◆ GOAL OF THE EXERCISE
Copy the records word for word, starting with the first line and going on through the line that contains "box — [276, 177, 345, 184]", both included.
-- DATA EXCERPTS start --
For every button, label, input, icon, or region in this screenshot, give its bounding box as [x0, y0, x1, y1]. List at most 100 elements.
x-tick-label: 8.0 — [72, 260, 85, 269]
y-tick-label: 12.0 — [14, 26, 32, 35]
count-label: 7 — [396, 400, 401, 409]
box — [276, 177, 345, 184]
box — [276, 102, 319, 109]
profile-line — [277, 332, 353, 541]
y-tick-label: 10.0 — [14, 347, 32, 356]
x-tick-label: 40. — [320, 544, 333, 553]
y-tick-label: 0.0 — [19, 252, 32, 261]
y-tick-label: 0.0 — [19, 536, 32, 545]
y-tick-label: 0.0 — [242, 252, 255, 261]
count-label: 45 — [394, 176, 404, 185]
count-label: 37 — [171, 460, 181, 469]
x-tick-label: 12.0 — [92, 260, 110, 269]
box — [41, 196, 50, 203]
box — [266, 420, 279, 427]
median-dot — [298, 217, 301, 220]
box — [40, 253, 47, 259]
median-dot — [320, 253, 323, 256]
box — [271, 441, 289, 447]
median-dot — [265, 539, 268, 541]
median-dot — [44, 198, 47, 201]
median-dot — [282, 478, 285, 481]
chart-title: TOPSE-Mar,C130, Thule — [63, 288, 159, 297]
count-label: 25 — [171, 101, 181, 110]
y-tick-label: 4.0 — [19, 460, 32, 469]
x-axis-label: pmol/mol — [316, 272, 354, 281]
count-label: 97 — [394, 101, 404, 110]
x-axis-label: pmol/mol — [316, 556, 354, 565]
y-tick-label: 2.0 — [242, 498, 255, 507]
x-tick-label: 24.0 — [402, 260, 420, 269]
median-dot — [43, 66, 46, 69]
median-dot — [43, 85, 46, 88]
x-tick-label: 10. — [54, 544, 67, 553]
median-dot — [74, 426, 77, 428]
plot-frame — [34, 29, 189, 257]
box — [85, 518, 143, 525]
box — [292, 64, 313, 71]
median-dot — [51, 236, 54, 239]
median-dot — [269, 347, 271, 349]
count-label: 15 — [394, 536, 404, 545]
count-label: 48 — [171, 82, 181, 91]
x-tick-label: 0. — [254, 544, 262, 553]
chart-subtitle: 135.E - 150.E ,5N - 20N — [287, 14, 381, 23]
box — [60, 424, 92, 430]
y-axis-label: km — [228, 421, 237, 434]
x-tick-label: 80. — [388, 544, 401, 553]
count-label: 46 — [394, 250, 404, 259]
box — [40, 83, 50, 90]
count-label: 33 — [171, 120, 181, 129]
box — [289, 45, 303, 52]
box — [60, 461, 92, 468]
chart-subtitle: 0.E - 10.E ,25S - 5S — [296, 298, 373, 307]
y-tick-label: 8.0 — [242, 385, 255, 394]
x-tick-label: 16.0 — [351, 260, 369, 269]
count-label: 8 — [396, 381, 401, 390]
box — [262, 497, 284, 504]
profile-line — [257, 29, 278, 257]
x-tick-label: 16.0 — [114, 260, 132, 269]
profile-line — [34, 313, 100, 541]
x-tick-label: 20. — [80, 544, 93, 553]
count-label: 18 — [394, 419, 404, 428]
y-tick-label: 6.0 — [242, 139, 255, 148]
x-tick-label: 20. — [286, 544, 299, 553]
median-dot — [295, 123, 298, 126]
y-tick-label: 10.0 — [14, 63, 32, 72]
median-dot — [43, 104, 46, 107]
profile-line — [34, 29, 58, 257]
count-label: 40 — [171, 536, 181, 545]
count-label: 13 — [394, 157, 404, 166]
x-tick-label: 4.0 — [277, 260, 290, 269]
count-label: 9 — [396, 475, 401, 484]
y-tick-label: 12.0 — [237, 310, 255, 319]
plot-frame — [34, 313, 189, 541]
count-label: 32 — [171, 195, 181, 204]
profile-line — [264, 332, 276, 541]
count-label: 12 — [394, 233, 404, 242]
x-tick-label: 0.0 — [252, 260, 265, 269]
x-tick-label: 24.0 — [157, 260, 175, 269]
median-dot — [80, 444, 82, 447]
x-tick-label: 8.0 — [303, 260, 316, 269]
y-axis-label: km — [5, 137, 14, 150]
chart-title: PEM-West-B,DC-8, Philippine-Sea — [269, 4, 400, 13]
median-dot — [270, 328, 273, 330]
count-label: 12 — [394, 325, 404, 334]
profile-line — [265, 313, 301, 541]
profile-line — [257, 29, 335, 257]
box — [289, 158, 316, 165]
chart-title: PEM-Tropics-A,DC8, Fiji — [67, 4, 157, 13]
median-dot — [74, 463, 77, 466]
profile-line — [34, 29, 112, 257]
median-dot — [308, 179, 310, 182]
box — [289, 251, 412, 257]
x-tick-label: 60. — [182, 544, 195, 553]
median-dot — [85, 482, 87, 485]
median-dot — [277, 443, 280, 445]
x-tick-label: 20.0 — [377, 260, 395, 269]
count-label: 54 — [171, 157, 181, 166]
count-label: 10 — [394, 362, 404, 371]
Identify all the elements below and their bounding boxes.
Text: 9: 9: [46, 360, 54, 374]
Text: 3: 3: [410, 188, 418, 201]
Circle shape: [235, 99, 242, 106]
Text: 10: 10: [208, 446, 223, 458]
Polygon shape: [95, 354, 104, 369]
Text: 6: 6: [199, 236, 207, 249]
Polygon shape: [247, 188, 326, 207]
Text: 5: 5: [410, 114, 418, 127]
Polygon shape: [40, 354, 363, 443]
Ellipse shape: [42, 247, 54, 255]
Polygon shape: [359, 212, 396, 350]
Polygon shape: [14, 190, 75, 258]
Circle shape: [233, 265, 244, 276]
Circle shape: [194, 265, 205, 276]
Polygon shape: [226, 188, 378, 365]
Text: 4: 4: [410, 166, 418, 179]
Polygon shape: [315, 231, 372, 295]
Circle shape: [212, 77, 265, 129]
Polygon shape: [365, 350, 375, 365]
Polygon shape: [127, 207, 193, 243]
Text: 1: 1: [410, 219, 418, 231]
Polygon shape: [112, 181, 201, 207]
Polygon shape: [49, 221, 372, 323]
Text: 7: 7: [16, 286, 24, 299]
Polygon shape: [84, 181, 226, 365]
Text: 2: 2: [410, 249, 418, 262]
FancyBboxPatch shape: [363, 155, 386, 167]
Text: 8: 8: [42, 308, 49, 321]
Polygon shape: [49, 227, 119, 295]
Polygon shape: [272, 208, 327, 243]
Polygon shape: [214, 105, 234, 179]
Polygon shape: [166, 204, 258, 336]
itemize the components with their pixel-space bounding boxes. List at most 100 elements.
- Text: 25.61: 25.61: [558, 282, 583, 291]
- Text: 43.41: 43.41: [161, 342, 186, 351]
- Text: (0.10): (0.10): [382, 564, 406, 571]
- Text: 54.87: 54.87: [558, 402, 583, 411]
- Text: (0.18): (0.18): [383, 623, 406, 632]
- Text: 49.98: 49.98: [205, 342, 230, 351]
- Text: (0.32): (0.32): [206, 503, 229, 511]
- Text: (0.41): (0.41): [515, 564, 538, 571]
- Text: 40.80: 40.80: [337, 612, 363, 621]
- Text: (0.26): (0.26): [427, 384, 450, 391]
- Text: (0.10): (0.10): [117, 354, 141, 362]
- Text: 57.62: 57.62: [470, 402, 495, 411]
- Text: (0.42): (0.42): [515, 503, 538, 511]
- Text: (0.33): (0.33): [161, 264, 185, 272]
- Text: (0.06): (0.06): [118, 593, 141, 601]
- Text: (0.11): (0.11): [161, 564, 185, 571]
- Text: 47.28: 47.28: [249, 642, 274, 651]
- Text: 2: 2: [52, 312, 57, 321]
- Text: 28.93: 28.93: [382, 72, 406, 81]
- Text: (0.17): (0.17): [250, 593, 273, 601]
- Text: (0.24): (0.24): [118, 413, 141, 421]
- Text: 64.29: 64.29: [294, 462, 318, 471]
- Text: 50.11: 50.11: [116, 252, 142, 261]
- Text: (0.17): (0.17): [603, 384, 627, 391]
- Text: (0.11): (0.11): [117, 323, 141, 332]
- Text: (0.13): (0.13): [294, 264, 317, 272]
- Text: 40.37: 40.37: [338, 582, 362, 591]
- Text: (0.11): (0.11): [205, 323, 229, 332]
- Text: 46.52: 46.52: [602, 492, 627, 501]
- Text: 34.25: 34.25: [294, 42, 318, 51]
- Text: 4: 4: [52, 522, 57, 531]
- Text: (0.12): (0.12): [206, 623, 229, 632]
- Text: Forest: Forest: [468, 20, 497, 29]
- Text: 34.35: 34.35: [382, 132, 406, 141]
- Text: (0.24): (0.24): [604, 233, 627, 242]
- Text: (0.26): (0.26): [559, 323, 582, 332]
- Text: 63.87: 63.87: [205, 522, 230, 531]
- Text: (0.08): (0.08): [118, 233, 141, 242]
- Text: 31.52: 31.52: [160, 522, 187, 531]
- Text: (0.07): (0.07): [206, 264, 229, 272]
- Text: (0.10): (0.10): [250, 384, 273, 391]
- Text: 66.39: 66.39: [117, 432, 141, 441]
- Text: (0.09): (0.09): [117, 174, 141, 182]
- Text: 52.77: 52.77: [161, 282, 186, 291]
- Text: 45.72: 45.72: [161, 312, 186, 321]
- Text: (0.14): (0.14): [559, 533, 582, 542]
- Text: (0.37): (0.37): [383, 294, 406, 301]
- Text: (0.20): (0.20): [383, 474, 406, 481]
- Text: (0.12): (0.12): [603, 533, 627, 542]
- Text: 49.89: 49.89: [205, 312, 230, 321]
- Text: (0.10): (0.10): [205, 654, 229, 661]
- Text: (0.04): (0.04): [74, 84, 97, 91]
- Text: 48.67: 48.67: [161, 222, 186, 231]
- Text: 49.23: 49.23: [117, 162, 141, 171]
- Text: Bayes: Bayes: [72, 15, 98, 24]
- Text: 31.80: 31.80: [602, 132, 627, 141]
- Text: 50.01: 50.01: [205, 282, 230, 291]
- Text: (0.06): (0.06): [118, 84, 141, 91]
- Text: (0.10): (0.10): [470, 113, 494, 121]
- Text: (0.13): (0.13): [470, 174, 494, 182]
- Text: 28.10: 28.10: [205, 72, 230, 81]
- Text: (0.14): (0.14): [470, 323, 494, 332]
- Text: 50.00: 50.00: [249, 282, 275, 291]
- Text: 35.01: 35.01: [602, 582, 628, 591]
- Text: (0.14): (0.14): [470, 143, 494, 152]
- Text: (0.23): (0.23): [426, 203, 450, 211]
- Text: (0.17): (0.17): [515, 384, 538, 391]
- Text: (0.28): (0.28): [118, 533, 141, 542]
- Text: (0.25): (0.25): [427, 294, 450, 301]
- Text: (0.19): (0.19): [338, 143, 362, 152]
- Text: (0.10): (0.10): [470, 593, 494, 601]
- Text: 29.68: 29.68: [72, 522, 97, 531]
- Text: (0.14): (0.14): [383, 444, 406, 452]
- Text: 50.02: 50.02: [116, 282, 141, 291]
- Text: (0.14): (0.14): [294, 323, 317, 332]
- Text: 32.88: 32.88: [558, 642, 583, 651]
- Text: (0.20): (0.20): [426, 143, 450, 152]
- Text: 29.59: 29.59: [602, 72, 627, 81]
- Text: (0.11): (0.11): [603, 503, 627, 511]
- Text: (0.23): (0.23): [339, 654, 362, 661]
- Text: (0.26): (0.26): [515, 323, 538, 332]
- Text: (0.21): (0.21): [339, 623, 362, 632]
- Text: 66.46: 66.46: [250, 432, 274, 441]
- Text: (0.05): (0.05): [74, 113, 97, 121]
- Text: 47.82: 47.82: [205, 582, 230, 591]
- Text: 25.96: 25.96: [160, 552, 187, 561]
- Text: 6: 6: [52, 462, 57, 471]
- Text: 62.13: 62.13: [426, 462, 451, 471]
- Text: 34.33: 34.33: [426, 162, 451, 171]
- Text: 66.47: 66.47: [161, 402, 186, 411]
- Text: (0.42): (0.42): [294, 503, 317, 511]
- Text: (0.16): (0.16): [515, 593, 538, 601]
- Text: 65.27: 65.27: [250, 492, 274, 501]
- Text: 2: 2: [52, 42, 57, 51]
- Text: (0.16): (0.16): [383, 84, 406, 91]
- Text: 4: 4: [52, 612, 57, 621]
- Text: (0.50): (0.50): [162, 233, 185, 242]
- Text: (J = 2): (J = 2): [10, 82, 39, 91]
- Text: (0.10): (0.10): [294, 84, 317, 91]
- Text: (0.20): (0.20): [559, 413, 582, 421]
-- DATA EXCERPTS end --
◆ SOLUTION FOR THIS PROBLEM
For every button, label, input, icon, or region in this screenshot, give its bounding box as [x0, y0, x1, y1]. List at most 100 elements.
x-tick-label: 8.0 — [72, 260, 85, 269]
y-tick-label: 12.0 — [14, 26, 32, 35]
count-label: 7 — [396, 400, 401, 409]
box — [276, 177, 345, 184]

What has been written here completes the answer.